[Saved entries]
################
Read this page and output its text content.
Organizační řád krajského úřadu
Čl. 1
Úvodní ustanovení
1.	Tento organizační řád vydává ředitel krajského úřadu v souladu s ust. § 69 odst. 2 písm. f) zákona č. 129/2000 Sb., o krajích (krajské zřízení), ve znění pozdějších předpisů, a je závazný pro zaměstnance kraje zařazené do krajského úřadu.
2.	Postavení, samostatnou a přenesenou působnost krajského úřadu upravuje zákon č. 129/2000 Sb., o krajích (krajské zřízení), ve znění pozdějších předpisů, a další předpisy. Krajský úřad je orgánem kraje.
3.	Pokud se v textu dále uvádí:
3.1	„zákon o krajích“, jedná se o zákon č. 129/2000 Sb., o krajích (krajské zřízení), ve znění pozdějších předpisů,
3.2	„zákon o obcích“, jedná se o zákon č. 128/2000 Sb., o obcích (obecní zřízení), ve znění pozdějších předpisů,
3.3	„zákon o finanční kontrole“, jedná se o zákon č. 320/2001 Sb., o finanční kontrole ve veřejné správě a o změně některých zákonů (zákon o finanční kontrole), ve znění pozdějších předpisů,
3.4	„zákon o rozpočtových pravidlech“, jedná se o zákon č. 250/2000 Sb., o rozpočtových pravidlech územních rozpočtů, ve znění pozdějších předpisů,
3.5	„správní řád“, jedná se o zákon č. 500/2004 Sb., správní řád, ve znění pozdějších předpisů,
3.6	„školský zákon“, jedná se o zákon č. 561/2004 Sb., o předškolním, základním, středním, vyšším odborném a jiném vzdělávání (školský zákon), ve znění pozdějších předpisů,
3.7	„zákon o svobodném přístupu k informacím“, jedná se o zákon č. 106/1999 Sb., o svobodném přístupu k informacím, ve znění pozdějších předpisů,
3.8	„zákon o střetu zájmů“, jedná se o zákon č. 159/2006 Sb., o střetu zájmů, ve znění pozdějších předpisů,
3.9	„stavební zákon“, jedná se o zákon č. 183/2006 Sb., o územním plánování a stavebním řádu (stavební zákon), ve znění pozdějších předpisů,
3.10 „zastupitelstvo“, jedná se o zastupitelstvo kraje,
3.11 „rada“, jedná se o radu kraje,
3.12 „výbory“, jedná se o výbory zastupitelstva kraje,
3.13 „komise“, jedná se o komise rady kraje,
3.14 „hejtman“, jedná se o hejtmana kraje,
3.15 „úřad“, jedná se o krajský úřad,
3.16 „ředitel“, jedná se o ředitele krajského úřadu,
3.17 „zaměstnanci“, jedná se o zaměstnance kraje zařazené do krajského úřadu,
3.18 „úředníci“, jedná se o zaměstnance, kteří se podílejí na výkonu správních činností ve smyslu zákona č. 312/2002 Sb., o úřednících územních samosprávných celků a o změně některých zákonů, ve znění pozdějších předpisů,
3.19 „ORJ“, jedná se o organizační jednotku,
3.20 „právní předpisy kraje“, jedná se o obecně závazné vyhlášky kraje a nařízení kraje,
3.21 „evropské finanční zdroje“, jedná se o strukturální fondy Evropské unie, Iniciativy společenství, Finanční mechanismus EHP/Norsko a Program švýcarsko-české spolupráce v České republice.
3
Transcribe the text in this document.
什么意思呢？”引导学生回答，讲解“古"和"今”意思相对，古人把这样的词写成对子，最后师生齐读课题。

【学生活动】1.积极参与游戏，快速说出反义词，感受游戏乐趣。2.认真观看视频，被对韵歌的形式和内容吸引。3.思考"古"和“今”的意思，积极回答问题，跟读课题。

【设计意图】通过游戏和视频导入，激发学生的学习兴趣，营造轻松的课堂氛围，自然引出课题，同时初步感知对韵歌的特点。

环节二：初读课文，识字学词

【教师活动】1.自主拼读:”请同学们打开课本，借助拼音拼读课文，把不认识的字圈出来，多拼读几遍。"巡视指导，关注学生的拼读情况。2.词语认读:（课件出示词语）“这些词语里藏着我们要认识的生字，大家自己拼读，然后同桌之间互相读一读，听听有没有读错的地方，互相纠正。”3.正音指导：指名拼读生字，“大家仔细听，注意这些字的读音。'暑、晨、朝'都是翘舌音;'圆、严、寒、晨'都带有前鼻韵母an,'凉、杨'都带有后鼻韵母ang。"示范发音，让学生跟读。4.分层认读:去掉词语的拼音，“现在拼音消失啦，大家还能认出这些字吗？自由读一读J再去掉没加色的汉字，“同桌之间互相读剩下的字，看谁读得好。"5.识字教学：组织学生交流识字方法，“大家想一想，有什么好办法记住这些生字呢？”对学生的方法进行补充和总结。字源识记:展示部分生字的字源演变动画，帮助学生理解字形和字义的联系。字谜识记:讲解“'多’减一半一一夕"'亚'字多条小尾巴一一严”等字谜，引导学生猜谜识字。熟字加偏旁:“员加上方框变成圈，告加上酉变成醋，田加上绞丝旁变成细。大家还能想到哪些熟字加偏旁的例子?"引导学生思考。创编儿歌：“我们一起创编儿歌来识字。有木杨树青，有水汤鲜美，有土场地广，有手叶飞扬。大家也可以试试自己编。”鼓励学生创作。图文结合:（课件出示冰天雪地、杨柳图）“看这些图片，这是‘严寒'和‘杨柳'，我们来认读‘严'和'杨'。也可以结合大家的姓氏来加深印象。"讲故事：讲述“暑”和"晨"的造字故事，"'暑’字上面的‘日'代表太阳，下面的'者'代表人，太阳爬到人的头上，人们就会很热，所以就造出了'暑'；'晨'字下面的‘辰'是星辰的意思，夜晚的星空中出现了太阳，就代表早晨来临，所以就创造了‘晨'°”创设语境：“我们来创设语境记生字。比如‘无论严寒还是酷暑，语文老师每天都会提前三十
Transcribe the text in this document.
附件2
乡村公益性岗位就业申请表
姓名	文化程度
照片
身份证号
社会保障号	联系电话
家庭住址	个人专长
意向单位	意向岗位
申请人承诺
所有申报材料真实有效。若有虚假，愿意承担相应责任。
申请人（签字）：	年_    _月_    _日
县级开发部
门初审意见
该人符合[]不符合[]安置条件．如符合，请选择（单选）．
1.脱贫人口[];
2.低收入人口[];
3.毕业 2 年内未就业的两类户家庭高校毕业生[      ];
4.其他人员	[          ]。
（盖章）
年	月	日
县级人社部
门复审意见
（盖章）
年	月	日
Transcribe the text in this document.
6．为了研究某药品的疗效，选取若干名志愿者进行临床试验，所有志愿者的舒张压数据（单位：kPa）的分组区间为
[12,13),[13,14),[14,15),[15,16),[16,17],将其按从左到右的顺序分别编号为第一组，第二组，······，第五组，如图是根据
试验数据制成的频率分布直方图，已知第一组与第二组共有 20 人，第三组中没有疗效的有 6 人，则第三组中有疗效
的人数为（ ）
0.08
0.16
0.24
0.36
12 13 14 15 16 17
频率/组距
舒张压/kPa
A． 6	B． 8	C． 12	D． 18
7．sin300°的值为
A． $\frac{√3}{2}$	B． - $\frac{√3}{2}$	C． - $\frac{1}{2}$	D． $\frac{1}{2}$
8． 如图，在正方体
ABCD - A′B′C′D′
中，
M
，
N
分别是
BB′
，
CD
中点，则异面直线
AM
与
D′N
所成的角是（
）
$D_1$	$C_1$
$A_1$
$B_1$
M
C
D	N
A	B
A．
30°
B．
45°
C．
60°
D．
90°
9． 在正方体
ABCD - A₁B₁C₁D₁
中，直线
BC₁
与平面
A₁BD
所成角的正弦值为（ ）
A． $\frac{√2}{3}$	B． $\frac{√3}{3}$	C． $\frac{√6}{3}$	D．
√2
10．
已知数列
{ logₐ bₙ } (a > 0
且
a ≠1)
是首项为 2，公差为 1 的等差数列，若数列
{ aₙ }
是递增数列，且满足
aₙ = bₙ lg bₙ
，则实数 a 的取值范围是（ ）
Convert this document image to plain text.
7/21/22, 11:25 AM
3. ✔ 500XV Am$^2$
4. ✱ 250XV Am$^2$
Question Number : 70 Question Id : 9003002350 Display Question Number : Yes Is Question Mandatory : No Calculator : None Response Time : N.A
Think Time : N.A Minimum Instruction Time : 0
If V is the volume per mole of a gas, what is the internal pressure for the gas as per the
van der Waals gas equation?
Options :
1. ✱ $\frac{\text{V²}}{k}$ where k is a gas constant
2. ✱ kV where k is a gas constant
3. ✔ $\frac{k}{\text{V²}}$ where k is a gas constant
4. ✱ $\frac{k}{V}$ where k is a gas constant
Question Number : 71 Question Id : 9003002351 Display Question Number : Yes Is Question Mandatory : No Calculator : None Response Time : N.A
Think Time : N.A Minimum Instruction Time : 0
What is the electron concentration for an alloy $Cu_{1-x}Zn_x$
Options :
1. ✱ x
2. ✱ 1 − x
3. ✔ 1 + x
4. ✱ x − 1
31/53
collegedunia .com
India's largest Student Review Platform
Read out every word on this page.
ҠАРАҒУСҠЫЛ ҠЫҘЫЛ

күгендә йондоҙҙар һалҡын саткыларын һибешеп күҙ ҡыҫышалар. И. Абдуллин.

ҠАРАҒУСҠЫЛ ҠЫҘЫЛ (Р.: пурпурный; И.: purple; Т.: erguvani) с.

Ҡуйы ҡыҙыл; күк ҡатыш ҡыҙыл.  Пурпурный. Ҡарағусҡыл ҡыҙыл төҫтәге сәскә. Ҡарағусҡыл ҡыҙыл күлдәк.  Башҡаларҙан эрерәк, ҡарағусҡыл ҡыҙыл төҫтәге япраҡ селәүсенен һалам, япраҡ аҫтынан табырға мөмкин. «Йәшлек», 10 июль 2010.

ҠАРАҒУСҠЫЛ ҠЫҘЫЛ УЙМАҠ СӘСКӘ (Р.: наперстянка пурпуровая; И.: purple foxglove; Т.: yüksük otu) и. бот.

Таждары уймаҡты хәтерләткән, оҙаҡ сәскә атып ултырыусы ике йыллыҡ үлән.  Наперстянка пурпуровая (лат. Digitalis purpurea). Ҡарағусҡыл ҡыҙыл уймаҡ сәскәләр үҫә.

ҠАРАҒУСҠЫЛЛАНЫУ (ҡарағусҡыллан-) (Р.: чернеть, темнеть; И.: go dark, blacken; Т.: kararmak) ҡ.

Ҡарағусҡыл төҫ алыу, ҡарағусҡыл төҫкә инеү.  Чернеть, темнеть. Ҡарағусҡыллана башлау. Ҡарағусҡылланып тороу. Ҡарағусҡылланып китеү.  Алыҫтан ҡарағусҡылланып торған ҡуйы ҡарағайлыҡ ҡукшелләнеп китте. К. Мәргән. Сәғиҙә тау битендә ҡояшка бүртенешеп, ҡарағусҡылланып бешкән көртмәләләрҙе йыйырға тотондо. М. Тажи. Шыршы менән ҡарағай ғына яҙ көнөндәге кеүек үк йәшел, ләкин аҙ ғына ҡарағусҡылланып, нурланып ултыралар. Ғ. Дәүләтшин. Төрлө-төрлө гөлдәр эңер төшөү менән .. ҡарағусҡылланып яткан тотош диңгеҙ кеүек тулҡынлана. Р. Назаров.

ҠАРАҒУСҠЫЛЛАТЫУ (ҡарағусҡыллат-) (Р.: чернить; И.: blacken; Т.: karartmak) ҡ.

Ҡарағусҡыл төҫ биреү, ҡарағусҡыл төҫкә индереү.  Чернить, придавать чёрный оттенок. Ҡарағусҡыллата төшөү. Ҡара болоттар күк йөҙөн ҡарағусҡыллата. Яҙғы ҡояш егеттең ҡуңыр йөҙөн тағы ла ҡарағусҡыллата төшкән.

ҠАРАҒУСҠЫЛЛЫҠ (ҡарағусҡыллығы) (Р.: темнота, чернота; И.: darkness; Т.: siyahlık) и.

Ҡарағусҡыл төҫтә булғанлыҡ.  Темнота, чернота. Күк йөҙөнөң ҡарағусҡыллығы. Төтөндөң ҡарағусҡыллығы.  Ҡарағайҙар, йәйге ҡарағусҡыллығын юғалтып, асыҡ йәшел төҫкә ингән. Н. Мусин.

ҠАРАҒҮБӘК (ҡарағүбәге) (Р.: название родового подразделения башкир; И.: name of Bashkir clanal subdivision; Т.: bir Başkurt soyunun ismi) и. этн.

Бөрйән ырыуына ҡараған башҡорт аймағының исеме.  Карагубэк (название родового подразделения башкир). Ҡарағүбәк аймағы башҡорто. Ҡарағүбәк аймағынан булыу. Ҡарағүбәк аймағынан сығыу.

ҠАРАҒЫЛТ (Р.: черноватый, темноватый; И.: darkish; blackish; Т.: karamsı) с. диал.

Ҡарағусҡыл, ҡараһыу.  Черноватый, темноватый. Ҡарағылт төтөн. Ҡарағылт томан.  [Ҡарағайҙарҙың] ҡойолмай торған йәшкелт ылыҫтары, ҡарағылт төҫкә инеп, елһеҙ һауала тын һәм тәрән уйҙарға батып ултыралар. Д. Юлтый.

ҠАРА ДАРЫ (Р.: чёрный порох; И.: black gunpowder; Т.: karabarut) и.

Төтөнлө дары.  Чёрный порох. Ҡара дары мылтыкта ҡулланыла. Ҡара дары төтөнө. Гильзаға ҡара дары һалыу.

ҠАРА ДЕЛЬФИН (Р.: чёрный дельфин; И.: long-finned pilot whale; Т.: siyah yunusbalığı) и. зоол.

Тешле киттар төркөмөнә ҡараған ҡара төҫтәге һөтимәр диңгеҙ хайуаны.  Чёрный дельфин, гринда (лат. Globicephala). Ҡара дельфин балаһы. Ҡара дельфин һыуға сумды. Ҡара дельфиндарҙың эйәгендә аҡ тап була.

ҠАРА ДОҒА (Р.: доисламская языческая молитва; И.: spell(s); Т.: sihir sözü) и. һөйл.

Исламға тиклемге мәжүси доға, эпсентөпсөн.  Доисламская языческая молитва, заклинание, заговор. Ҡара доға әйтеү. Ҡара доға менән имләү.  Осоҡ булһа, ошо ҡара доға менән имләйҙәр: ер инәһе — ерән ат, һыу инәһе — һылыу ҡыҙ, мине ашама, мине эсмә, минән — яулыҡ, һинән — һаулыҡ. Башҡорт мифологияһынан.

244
################
Exercise prompt: Count every line of the records that holds "Question". State the number, nothing else.

Answer for this exercise: 2